▶ **Source text**

Content starts

Personal information
- Full name: Daniel Rodríguez Martín
- Nationality: Spanish
- Born: 30 June 1976 (age 50) Andalusia, Spain

Sport
- Country: Spain
- Sport: Wheelchair basketball

= Daniel Rodríguez (basketball) =

Spanish wheelchair basketball player (born 1976)

Daniel Rodríguez Martín (born 30 June 1976) is a Spanish wheelchair basketball player. He represented Spain at the 2012 Summer Paralympics as a member of Spain men's national wheelchair basketball team.

== Personal ==
Rodríguez was born on 12 September 1984 in Andalusia and continued to reside there in 2012. He has a mild physical disability. As a teenager, he participated in athletics, competing in the high jump and sprints. When he turned 18 and until he was 26 years old, he played rugby union for Ranas Rugby Club in Spain's second division. In January 2003, he was in a motor vehicle accident that resulted in paraplegia. While going through rehabilitation, he tried three sports, table tennis, swimming and wheelchair basketball. At the 2013 Benalmádena Grand Gala Sports, he was given a special award for perseverance and dedication.

Rodríguez has made several music videos, and has done work for Antena 3.

== Wheelchair basketball ==
Rodríguez is a 1 point player, playing as a guard. He took up the sport when he was 27 years old, following a motor vehicle accident. He was recruited while at the hospital by Spain national team player, Paul Martín.

=== National team ===
Rodríguez first represented Spain at the national level during the 2005 European Championship campaign, where the team finished seventh. He competed again at the European Championships in 2007 where his team finished sixth. In 2009, he finished seventh at the European Championships. His selection to represent Spain at the 2011 European Championships was made in March. Rodríguez competed in wheelchair basketball at the 2012 Summer Paralympics in London. It was the debut the Spain national team had qualified for the Paralympics in 16 years. In London, he was coached by Oscar Trigo. His team finished fifth overall. He played in the game against Turkey. He scored 5 points in the team's 67–40 victory of Italy. In November 2013, Rodríguez was awarded a €4,000 scholarship from the Madrid Olympic Foundation to support his efforts to qualify for the 2016 Summer Paralympics.

Content ends

▶ **Questions to answer**
a. In the article on Daniel Rodríguez, who coached him at the 2012 Summer Paralympics in London?
b. Translate this sentence from the article on Daniel Rodríguez into Spanish: "Rodríguez has made several music videos, and has done work for Antena 3."
c. Resume the article on Daniel Rodríguez from its last sentence.

▶ **Information supplied**
Content starts

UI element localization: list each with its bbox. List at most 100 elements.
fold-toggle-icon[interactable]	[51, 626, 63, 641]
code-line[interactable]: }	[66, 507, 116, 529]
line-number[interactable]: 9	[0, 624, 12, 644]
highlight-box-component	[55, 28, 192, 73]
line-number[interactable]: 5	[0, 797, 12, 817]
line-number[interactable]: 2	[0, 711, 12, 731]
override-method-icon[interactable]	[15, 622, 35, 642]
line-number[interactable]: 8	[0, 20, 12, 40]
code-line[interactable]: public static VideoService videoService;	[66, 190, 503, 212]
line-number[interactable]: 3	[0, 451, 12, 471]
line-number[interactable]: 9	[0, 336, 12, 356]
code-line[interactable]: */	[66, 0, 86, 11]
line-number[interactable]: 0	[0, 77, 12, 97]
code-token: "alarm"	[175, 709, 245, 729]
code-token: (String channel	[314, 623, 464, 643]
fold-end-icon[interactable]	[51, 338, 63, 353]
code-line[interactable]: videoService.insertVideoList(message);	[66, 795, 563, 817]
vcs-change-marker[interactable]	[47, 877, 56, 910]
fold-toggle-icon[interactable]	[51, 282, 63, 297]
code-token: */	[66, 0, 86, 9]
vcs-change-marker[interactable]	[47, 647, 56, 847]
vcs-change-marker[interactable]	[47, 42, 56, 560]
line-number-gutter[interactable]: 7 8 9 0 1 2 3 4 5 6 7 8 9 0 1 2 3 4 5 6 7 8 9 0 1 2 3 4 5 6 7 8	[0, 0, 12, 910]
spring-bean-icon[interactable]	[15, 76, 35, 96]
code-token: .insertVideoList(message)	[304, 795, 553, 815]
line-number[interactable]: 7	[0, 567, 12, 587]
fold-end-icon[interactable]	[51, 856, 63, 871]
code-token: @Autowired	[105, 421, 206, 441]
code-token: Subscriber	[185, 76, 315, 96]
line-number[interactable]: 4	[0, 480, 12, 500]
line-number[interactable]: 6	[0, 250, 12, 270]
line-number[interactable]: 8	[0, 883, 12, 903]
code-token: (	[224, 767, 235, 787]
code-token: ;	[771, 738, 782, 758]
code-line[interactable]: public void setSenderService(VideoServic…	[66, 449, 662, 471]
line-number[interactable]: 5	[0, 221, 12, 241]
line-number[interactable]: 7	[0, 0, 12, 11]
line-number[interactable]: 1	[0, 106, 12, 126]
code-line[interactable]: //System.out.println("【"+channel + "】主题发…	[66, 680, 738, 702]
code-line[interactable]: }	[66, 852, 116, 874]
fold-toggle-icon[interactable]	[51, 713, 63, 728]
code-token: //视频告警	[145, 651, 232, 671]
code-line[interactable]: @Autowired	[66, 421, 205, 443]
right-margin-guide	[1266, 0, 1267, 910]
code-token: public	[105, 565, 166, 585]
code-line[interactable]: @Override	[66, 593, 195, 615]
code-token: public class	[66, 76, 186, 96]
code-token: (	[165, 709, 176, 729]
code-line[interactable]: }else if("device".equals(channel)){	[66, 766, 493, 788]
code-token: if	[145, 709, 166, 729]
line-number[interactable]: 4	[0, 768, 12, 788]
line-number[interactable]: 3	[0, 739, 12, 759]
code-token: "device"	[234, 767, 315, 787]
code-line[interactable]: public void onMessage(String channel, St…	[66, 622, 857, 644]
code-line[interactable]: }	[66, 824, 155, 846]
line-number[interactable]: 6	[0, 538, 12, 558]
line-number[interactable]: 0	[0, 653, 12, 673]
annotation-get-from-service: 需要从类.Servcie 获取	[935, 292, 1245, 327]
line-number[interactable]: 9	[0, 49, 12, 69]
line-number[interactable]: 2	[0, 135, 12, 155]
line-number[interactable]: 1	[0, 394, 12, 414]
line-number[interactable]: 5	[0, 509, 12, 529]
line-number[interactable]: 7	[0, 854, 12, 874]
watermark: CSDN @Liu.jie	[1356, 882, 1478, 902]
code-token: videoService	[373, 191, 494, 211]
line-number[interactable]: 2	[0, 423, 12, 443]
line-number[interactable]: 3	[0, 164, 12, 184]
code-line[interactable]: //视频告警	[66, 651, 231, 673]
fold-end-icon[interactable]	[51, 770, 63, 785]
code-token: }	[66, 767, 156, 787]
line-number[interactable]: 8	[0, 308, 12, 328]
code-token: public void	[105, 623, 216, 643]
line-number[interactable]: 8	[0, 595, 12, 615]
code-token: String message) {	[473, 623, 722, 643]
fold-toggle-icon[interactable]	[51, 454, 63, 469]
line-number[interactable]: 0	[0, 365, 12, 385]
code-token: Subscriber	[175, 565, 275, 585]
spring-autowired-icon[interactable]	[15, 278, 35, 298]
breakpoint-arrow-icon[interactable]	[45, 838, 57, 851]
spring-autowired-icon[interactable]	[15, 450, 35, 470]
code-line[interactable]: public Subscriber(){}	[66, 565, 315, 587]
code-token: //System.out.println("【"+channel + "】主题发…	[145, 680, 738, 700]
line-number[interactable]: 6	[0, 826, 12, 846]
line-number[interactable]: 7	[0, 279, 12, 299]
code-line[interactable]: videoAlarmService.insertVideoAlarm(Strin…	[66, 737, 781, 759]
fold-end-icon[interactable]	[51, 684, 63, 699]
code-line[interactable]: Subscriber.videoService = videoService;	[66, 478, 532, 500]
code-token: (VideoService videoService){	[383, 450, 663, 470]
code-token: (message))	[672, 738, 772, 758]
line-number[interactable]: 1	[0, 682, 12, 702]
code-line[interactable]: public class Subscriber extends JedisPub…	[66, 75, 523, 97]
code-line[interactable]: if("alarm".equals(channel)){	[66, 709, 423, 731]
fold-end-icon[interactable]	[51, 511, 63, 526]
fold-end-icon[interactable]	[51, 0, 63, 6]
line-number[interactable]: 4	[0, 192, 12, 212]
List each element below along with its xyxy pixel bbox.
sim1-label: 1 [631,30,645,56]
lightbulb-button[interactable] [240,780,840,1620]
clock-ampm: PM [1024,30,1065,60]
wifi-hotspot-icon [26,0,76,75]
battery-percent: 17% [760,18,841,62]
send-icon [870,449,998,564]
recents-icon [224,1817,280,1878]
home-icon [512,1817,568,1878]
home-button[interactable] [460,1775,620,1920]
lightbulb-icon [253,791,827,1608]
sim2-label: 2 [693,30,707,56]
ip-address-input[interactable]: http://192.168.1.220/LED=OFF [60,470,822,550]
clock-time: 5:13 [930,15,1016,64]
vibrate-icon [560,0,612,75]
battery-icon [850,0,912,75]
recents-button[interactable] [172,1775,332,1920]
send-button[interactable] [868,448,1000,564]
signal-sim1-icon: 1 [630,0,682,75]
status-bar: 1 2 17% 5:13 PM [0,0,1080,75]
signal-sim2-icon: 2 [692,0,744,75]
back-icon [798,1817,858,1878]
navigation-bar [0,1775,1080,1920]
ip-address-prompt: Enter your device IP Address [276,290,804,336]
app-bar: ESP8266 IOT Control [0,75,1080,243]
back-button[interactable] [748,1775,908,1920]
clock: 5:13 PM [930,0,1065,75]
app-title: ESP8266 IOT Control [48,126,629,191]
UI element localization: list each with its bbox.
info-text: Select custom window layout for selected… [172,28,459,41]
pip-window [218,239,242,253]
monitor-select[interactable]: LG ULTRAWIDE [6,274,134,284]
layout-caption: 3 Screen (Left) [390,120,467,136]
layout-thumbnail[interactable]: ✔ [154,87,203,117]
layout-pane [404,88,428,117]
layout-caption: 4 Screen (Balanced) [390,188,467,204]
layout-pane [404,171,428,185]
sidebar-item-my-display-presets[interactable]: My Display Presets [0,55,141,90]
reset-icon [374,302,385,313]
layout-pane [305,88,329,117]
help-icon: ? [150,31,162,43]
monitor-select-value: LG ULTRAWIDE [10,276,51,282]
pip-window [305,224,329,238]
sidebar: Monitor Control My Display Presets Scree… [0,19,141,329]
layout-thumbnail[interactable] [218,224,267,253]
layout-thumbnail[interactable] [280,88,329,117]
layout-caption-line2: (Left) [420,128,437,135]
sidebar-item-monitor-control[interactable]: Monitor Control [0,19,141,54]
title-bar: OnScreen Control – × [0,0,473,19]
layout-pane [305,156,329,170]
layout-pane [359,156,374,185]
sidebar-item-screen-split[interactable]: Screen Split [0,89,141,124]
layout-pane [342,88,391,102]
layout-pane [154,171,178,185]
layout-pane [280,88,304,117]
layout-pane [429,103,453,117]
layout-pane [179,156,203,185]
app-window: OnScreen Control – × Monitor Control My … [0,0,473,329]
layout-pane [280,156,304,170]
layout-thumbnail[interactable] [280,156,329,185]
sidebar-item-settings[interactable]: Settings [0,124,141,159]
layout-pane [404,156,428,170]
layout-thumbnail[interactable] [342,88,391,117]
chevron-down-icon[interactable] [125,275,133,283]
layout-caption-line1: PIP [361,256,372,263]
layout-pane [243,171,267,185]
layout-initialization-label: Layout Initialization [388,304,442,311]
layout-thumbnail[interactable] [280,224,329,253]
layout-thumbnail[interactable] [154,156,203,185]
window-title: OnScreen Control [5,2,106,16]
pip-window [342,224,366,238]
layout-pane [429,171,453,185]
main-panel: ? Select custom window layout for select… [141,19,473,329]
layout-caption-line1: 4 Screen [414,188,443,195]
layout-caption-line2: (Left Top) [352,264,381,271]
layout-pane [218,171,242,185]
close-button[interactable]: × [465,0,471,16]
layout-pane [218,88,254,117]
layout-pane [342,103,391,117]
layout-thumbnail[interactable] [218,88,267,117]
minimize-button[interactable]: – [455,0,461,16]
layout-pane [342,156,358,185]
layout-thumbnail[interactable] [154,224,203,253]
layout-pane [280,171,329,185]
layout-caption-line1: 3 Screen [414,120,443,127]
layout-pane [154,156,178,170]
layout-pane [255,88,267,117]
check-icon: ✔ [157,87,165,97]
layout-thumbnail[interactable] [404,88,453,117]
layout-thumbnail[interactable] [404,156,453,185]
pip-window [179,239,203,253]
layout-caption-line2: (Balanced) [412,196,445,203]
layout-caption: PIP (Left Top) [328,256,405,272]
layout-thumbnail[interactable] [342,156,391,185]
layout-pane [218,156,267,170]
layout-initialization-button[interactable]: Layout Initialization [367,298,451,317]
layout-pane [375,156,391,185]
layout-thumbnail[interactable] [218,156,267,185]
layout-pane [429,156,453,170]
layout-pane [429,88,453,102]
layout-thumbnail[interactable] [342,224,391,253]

Content ends

▶ **Numbered answers**
a. Oscar Trigo

b. Rodríguez ha hecho varios videos musicales y ha trabajado para Antena 3.

c.
=== Club ===
His first club team was the BSR Valladolid, which Rodríguez started training with in September 2003. He was one of three players who joined the club at that time, José Luis Robles and Juanjo Alonso being the other two. He played for them during the 2004/2004 season and the 2005/2006 season. For the 2006/2007 season, he played for Murcia team, Fundación Polaris World BSR where they finished second in the league. He played for the team again in 2007/2008 season, where they finished lower on the ladder.

Rodríguez joined CD Fundosa Once for the 2008/2009 season. He has played for them since, where he has won two league championships. Playing for the team, he wears number 4.
 In a 2011 game against Getafe that his team won 87–82, he scored 19 points. In a November 2013 game against Mideba Extremadura, he scored 0 points in an 80–57 victory for his team.